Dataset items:
************
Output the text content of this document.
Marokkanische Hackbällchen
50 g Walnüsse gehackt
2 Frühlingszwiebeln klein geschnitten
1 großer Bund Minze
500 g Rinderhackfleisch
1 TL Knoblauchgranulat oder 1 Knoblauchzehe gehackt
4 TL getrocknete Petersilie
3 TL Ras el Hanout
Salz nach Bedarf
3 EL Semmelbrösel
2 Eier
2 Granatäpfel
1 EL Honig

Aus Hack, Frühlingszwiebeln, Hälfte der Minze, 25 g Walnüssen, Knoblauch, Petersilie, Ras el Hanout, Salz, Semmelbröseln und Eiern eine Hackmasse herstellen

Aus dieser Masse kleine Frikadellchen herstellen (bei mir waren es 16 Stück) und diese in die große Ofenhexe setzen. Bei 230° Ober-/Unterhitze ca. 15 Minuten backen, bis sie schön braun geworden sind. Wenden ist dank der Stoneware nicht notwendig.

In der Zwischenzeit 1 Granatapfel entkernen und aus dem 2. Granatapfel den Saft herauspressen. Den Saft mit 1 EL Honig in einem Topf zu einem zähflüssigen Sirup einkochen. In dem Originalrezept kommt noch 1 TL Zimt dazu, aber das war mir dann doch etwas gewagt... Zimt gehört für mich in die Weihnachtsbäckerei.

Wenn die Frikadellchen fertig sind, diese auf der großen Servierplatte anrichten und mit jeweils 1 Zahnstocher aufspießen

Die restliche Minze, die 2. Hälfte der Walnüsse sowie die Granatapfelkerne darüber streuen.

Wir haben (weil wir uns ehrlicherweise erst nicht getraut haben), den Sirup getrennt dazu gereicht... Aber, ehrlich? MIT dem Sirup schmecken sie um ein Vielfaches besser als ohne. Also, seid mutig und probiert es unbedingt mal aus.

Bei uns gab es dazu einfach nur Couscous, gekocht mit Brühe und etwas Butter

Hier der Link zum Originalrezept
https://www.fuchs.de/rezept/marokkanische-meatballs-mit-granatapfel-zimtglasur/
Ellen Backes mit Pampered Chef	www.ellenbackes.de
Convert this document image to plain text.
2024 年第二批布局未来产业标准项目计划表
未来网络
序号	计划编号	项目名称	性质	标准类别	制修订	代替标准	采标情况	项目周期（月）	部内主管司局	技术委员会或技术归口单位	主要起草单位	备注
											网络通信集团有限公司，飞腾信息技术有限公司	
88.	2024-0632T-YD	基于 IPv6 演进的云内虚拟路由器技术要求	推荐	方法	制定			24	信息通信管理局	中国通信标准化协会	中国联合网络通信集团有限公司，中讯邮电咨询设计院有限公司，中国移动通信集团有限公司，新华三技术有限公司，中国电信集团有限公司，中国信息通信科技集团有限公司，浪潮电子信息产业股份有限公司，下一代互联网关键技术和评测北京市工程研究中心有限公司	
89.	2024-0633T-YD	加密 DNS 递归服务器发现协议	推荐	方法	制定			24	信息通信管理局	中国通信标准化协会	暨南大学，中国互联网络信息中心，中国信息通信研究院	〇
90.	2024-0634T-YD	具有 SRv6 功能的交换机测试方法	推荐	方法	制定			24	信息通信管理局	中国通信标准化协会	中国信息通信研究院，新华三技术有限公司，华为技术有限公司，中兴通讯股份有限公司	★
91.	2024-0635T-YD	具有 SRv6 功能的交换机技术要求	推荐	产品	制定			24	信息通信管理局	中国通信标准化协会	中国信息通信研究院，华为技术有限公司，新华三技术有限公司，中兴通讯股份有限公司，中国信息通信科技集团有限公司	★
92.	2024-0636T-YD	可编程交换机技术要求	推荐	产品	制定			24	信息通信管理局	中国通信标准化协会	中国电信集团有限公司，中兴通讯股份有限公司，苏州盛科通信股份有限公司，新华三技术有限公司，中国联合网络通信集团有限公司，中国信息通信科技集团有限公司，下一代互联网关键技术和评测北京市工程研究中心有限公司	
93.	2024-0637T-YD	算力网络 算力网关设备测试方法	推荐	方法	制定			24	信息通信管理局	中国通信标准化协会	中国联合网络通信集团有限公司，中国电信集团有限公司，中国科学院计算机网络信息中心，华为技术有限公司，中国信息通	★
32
************
Write out the full listing, keeping every line exactly as it is.

Output the text content of this document.
Marokkanische Hackbällchen
50 g Walnüsse gehackt
2 Frühlingszwiebeln klein geschnitten
1 großer Bund Minze
500 g Rinderhackfleisch
1 TL Knoblauchgranulat oder 1 Knoblauchzehe gehackt
4 TL getrocknete Petersilie
3 TL Ras el Hanout
Salz nach Bedarf
3 EL Semmelbrösel
2 Eier
2 Granatäpfel
1 EL Honig

Aus Hack, Frühlingszwiebeln, Hälfte der Minze, 25 g Walnüssen, Knoblauch, Petersilie, Ras el Hanout, Salz, Semmelbröseln und Eiern eine Hackmasse herstellen

Aus dieser Masse kleine Frikadellchen herstellen (bei mir waren es 16 Stück) und diese in die große Ofenhexe setzen. Bei 230° Ober-/Unterhitze ca. 15 Minuten backen, bis sie schön braun geworden sind. Wenden ist dank der Stoneware nicht notwendig.

In der Zwischenzeit 1 Granatapfel entkernen und aus dem 2. Granatapfel den Saft herauspressen. Den Saft mit 1 EL Honig in einem Topf zu einem zähflüssigen Sirup einkochen. In dem Originalrezept kommt noch 1 TL Zimt dazu, aber das war mir dann doch etwas gewagt... Zimt gehört für mich in die Weihnachtsbäckerei.

Wenn die Frikadellchen fertig sind, diese auf der großen Servierplatte anrichten und mit jeweils 1 Zahnstocher aufspießen

Die restliche Minze, die 2. Hälfte der Walnüsse sowie die Granatapfelkerne darüber streuen.

Wir haben (weil wir uns ehrlicherweise erst nicht getraut haben), den Sirup getrennt dazu gereicht... Aber, ehrlich? MIT dem Sirup schmecken sie um ein Vielfaches besser als ohne. Also, seid mutig und probiert es unbedingt mal aus.

Bei uns gab es dazu einfach nur Couscous, gekocht mit Brühe und etwas Butter

Hier der Link zum Originalrezept
https://www.fuchs.de/rezept/marokkanische-meatballs-mit-granatapfel-zimtglasur/
Ellen Backes mit Pampered Chef	www.ellenbackes.de
Convert this document image to plain text.
2024 年第二批布局未来产业标准项目计划表
未来网络
序号	计划编号	项目名称	性质	标准类别	制修订	代替标准	采标情况	项目周期（月）	部内主管司局	技术委员会或技术归口单位	主要起草单位	备注
											网络通信集团有限公司，飞腾信息技术有限公司	
88.	2024-0632T-YD	基于 IPv6 演进的云内虚拟路由器技术要求	推荐	方法	制定			24	信息通信管理局	中国通信标准化协会	中国联合网络通信集团有限公司，中讯邮电咨询设计院有限公司，中国移动通信集团有限公司，新华三技术有限公司，中国电信集团有限公司，中国信息通信科技集团有限公司，浪潮电子信息产业股份有限公司，下一代互联网关键技术和评测北京市工程研究中心有限公司	
89.	2024-0633T-YD	加密 DNS 递归服务器发现协议	推荐	方法	制定			24	信息通信管理局	中国通信标准化协会	暨南大学，中国互联网络信息中心，中国信息通信研究院	〇
90.	2024-0634T-YD	具有 SRv6 功能的交换机测试方法	推荐	方法	制定			24	信息通信管理局	中国通信标准化协会	中国信息通信研究院，新华三技术有限公司，华为技术有限公司，中兴通讯股份有限公司	★
91.	2024-0635T-YD	具有 SRv6 功能的交换机技术要求	推荐	产品	制定			24	信息通信管理局	中国通信标准化协会	中国信息通信研究院，华为技术有限公司，新华三技术有限公司，中兴通讯股份有限公司，中国信息通信科技集团有限公司	★
92.	2024-0636T-YD	可编程交换机技术要求	推荐	产品	制定			24	信息通信管理局	中国通信标准化协会	中国电信集团有限公司，中兴通讯股份有限公司，苏州盛科通信股份有限公司，新华三技术有限公司，中国联合网络通信集团有限公司，中国信息通信科技集团有限公司，下一代互联网关键技术和评测北京市工程研究中心有限公司	
93.	2024-0637T-YD	算力网络 算力网关设备测试方法	推荐	方法	制定			24	信息通信管理局	中国通信标准化协会	中国联合网络通信集团有限公司，中国电信集团有限公司，中国科学院计算机网络信息中心，华为技术有限公司，中国信息通	★
32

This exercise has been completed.